[Listing]
####################

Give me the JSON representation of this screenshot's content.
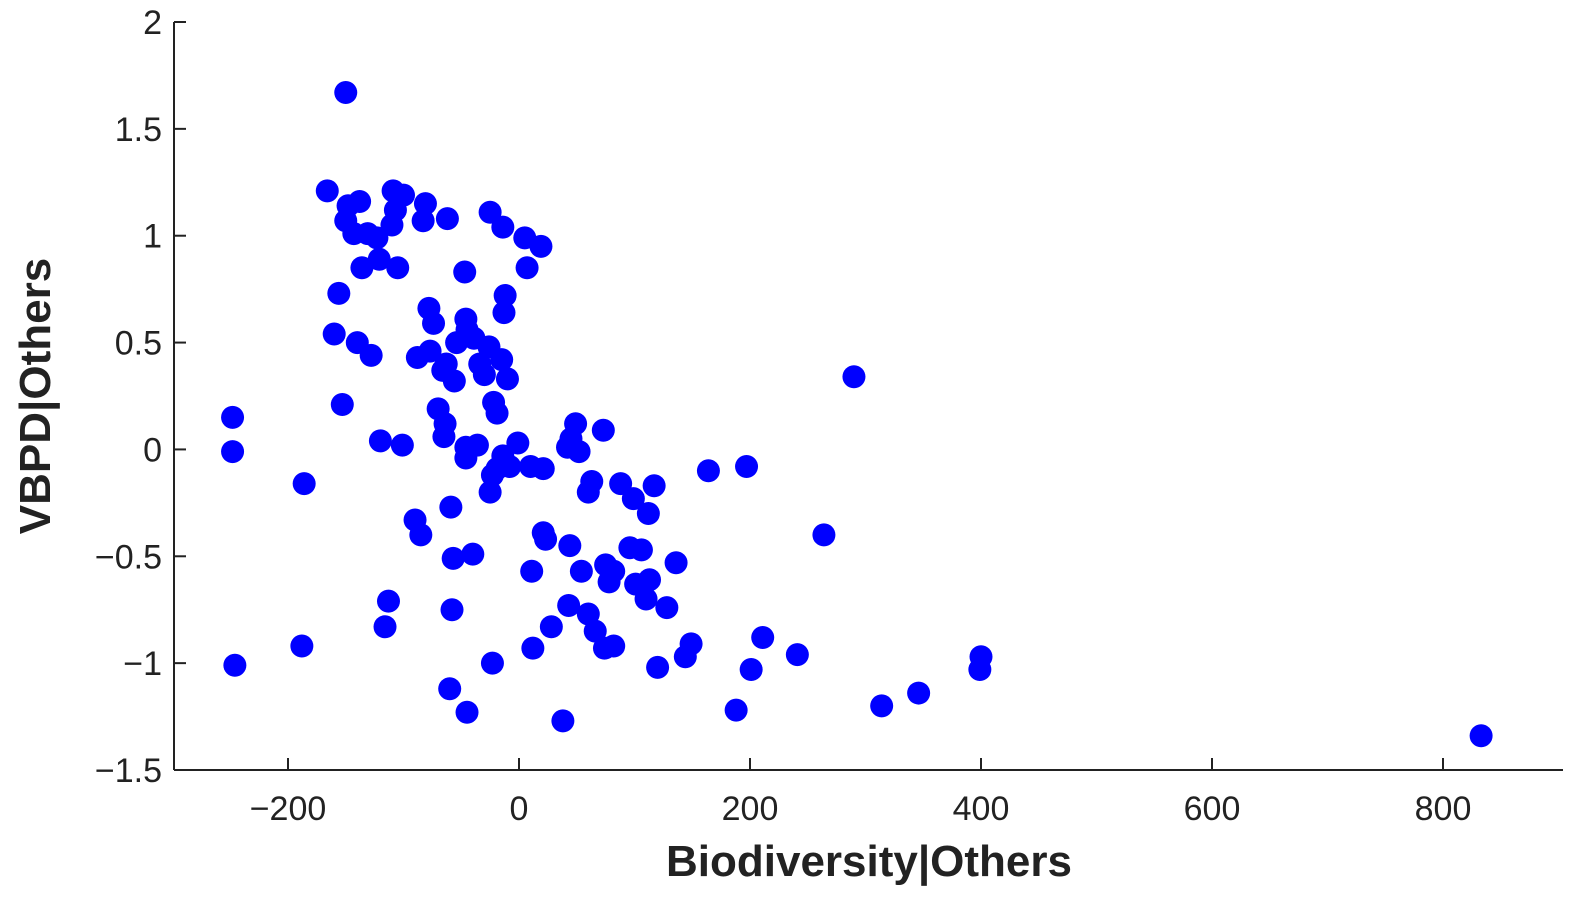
{
  "chart_data": {
    "type": "scatter",
    "xlabel": "Biodiversity|Others",
    "ylabel": "VBPD|Others",
    "xlim": [
      -300,
      900
    ],
    "ylim": [
      -1.5,
      2
    ],
    "x_ticks": [
      -200,
      0,
      200,
      400,
      600,
      800
    ],
    "x_tick_labels": [
      "−200",
      "0",
      "200",
      "400",
      "600",
      "800"
    ],
    "y_ticks": [
      -1.5,
      -1,
      -0.5,
      0,
      0.5,
      1,
      1.5,
      2
    ],
    "y_tick_labels": [
      "−1.5",
      "−1",
      "−0.5",
      "0",
      "0.5",
      "1",
      "1.5",
      "2"
    ],
    "grid": false,
    "legend": "none",
    "colors": {
      "points": "#0000ff",
      "axes": "#222222"
    },
    "series": [
      {
        "points": [
          [
            -150,
            1.67
          ],
          [
            -166,
            1.21
          ],
          [
            -148,
            1.14
          ],
          [
            -138,
            1.16
          ],
          [
            -150,
            1.07
          ],
          [
            -143,
            1.01
          ],
          [
            -131,
            1.01
          ],
          [
            -123,
            0.99
          ],
          [
            -109,
            1.21
          ],
          [
            -100,
            1.19
          ],
          [
            -107,
            1.12
          ],
          [
            -110,
            1.05
          ],
          [
            -81,
            1.15
          ],
          [
            -83,
            1.07
          ],
          [
            -62,
            1.08
          ],
          [
            -136,
            0.85
          ],
          [
            -121,
            0.89
          ],
          [
            -105,
            0.85
          ],
          [
            -156,
            0.73
          ],
          [
            -160,
            0.54
          ],
          [
            -140,
            0.5
          ],
          [
            -128,
            0.44
          ],
          [
            -153,
            0.21
          ],
          [
            -248,
            0.15
          ],
          [
            -248,
            -0.01
          ],
          [
            -120,
            0.04
          ],
          [
            -101,
            0.02
          ],
          [
            -186,
            -0.16
          ],
          [
            -188,
            -0.92
          ],
          [
            -246,
            -1.01
          ],
          [
            -90,
            -0.33
          ],
          [
            -85,
            -0.4
          ],
          [
            -113,
            -0.71
          ],
          [
            -116,
            -0.83
          ],
          [
            -59,
            -0.27
          ],
          [
            -57,
            -0.51
          ],
          [
            -40,
            -0.49
          ],
          [
            -58,
            -0.75
          ],
          [
            -60,
            -1.12
          ],
          [
            -45,
            -1.23
          ],
          [
            -23,
            -1.0
          ],
          [
            -78,
            0.66
          ],
          [
            -74,
            0.59
          ],
          [
            -88,
            0.43
          ],
          [
            -77,
            0.46
          ],
          [
            -63,
            0.4
          ],
          [
            -66,
            0.37
          ],
          [
            -56,
            0.32
          ],
          [
            -54,
            0.5
          ],
          [
            -46,
            0.61
          ],
          [
            -45,
            0.56
          ],
          [
            -39,
            0.52
          ],
          [
            -34,
            0.4
          ],
          [
            -30,
            0.35
          ],
          [
            -26,
            0.48
          ],
          [
            -15,
            0.42
          ],
          [
            -10,
            0.33
          ],
          [
            -70,
            0.19
          ],
          [
            -64,
            0.12
          ],
          [
            -65,
            0.06
          ],
          [
            -46,
            0.01
          ],
          [
            -36,
            0.02
          ],
          [
            -46,
            -0.04
          ],
          [
            -22,
            0.22
          ],
          [
            -19,
            0.17
          ],
          [
            -47,
            0.83
          ],
          [
            -25,
            1.11
          ],
          [
            -14,
            1.04
          ],
          [
            5,
            0.99
          ],
          [
            19,
            0.95
          ],
          [
            7,
            0.85
          ],
          [
            -12,
            0.72
          ],
          [
            -13,
            0.64
          ],
          [
            -1,
            0.03
          ],
          [
            -14,
            -0.03
          ],
          [
            -19,
            -0.09
          ],
          [
            -23,
            -0.12
          ],
          [
            -8,
            -0.08
          ],
          [
            -25,
            -0.2
          ],
          [
            10,
            -0.08
          ],
          [
            21,
            -0.09
          ],
          [
            42,
            0.01
          ],
          [
            45,
            0.05
          ],
          [
            49,
            0.12
          ],
          [
            52,
            -0.01
          ],
          [
            73,
            0.09
          ],
          [
            63,
            -0.15
          ],
          [
            60,
            -0.2
          ],
          [
            88,
            -0.16
          ],
          [
            99,
            -0.23
          ],
          [
            112,
            -0.3
          ],
          [
            117,
            -0.17
          ],
          [
            164,
            -0.1
          ],
          [
            197,
            -0.08
          ],
          [
            21,
            -0.39
          ],
          [
            23,
            -0.42
          ],
          [
            44,
            -0.45
          ],
          [
            54,
            -0.57
          ],
          [
            11,
            -0.57
          ],
          [
            75,
            -0.54
          ],
          [
            82,
            -0.57
          ],
          [
            78,
            -0.62
          ],
          [
            96,
            -0.46
          ],
          [
            106,
            -0.47
          ],
          [
            101,
            -0.63
          ],
          [
            113,
            -0.61
          ],
          [
            110,
            -0.7
          ],
          [
            128,
            -0.74
          ],
          [
            136,
            -0.53
          ],
          [
            43,
            -0.73
          ],
          [
            60,
            -0.77
          ],
          [
            66,
            -0.85
          ],
          [
            28,
            -0.83
          ],
          [
            12,
            -0.93
          ],
          [
            74,
            -0.93
          ],
          [
            82,
            -0.92
          ],
          [
            38,
            -1.27
          ],
          [
            120,
            -1.02
          ],
          [
            144,
            -0.97
          ],
          [
            149,
            -0.91
          ],
          [
            211,
            -0.88
          ],
          [
            241,
            -0.96
          ],
          [
            201,
            -1.03
          ],
          [
            188,
            -1.22
          ],
          [
            264,
            -0.4
          ],
          [
            290,
            0.34
          ],
          [
            314,
            -1.2
          ],
          [
            346,
            -1.14
          ],
          [
            400,
            -0.97
          ],
          [
            399,
            -1.03
          ],
          [
            833,
            -1.34
          ]
        ]
      }
    ]
  }
}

####################

[Set exercise] Print the records word for word and exclude any picture they hold.

[Exercise solution]
Give me the JSON representation of this screenshot's content.
{
  "chart_data": {
    "type": "scatter",
    "xlabel": "Biodiversity|Others",
    "ylabel": "VBPD|Others",
    "xlim": [
      -300,
      900
    ],
    "ylim": [
      -1.5,
      2
    ],
    "x_ticks": [
      -200,
      0,
      200,
      400,
      600,
      800
    ],
    "x_tick_labels": [
      "−200",
      "0",
      "200",
      "400",
      "600",
      "800"
    ],
    "y_ticks": [
      -1.5,
      -1,
      -0.5,
      0,
      0.5,
      1,
      1.5,
      2
    ],
    "y_tick_labels": [
      "−1.5",
      "−1",
      "−0.5",
      "0",
      "0.5",
      "1",
      "1.5",
      "2"
    ],
    "grid": false,
    "legend": "none",
    "colors": {
      "points": "#0000ff",
      "axes": "#222222"
    },
    "series": [
      {
        "points": [
          [
            -150,
            1.67
          ],
          [
            -166,
            1.21
          ],
          [
            -148,
            1.14
          ],
          [
            -138,
            1.16
          ],
          [
            -150,
            1.07
          ],
          [
            -143,
            1.01
          ],
          [
            -131,
            1.01
          ],
          [
            -123,
            0.99
          ],
          [
            -109,
            1.21
          ],
          [
            -100,
            1.19
          ],
          [
            -107,
            1.12
          ],
          [
            -110,
            1.05
          ],
          [
            -81,
            1.15
          ],
          [
            -83,
            1.07
          ],
          [
            -62,
            1.08
          ],
          [
            -136,
            0.85
          ],
          [
            -121,
            0.89
          ],
          [
            -105,
            0.85
          ],
          [
            -156,
            0.73
          ],
          [
            -160,
            0.54
          ],
          [
            -140,
            0.5
          ],
          [
            -128,
            0.44
          ],
          [
            -153,
            0.21
          ],
          [
            -248,
            0.15
          ],
          [
            -248,
            -0.01
          ],
          [
            -120,
            0.04
          ],
          [
            -101,
            0.02
          ],
          [
            -186,
            -0.16
          ],
          [
            -188,
            -0.92
          ],
          [
            -246,
            -1.01
          ],
          [
            -90,
            -0.33
          ],
          [
            -85,
            -0.4
          ],
          [
            -113,
            -0.71
          ],
          [
            -116,
            -0.83
          ],
          [
            -59,
            -0.27
          ],
          [
            -57,
            -0.51
          ],
          [
            -40,
            -0.49
          ],
          [
            -58,
            -0.75
          ],
          [
            -60,
            -1.12
          ],
          [
            -45,
            -1.23
          ],
          [
            -23,
            -1.0
          ],
          [
            -78,
            0.66
          ],
          [
            -74,
            0.59
          ],
          [
            -88,
            0.43
          ],
          [
            -77,
            0.46
          ],
          [
            -63,
            0.4
          ],
          [
            -66,
            0.37
          ],
          [
            -56,
            0.32
          ],
          [
            -54,
            0.5
          ],
          [
            -46,
            0.61
          ],
          [
            -45,
            0.56
          ],
          [
            -39,
            0.52
          ],
          [
            -34,
            0.4
          ],
          [
            -30,
            0.35
          ],
          [
            -26,
            0.48
          ],
          [
            -15,
            0.42
          ],
          [
            -10,
            0.33
          ],
          [
            -70,
            0.19
          ],
          [
            -64,
            0.12
          ],
          [
            -65,
            0.06
          ],
          [
            -46,
            0.01
          ],
          [
            -36,
            0.02
          ],
          [
            -46,
            -0.04
          ],
          [
            -22,
            0.22
          ],
          [
            -19,
            0.17
          ],
          [
            -47,
            0.83
          ],
          [
            -25,
            1.11
          ],
          [
            -14,
            1.04
          ],
          [
            5,
            0.99
          ],
          [
            19,
            0.95
          ],
          [
            7,
            0.85
          ],
          [
            -12,
            0.72
          ],
          [
            -13,
            0.64
          ],
          [
            -1,
            0.03
          ],
          [
            -14,
            -0.03
          ],
          [
            -19,
            -0.09
          ],
          [
            -23,
            -0.12
          ],
          [
            -8,
            -0.08
          ],
          [
            -25,
            -0.2
          ],
          [
            10,
            -0.08
          ],
          [
            21,
            -0.09
          ],
          [
            42,
            0.01
          ],
          [
            45,
            0.05
          ],
          [
            49,
            0.12
          ],
          [
            52,
            -0.01
          ],
          [
            73,
            0.09
          ],
          [
            63,
            -0.15
          ],
          [
            60,
            -0.2
          ],
          [
            88,
            -0.16
          ],
          [
            99,
            -0.23
          ],
          [
            112,
            -0.3
          ],
          [
            117,
            -0.17
          ],
          [
            164,
            -0.1
          ],
          [
            197,
            -0.08
          ],
          [
            21,
            -0.39
          ],
          [
            23,
            -0.42
          ],
          [
            44,
            -0.45
          ],
          [
            54,
            -0.57
          ],
          [
            11,
            -0.57
          ],
          [
            75,
            -0.54
          ],
          [
            82,
            -0.57
          ],
          [
            78,
            -0.62
          ],
          [
            96,
            -0.46
          ],
          [
            106,
            -0.47
          ],
          [
            101,
            -0.63
          ],
          [
            113,
            -0.61
          ],
          [
            110,
            -0.7
          ],
          [
            128,
            -0.74
          ],
          [
            136,
            -0.53
          ],
          [
            43,
            -0.73
          ],
          [
            60,
            -0.77
          ],
          [
            66,
            -0.85
          ],
          [
            28,
            -0.83
          ],
          [
            12,
            -0.93
          ],
          [
            74,
            -0.93
          ],
          [
            82,
            -0.92
          ],
          [
            38,
            -1.27
          ],
          [
            120,
            -1.02
          ],
          [
            144,
            -0.97
          ],
          [
            149,
            -0.91
          ],
          [
            211,
            -0.88
          ],
          [
            241,
            -0.96
          ],
          [
            201,
            -1.03
          ],
          [
            188,
            -1.22
          ],
          [
            264,
            -0.4
          ],
          [
            290,
            0.34
          ],
          [
            314,
            -1.2
          ],
          [
            346,
            -1.14
          ],
          [
            400,
            -0.97
          ],
          [
            399,
            -1.03
          ],
          [
            833,
            -1.34
          ]
        ]
      }
    ]
  }
}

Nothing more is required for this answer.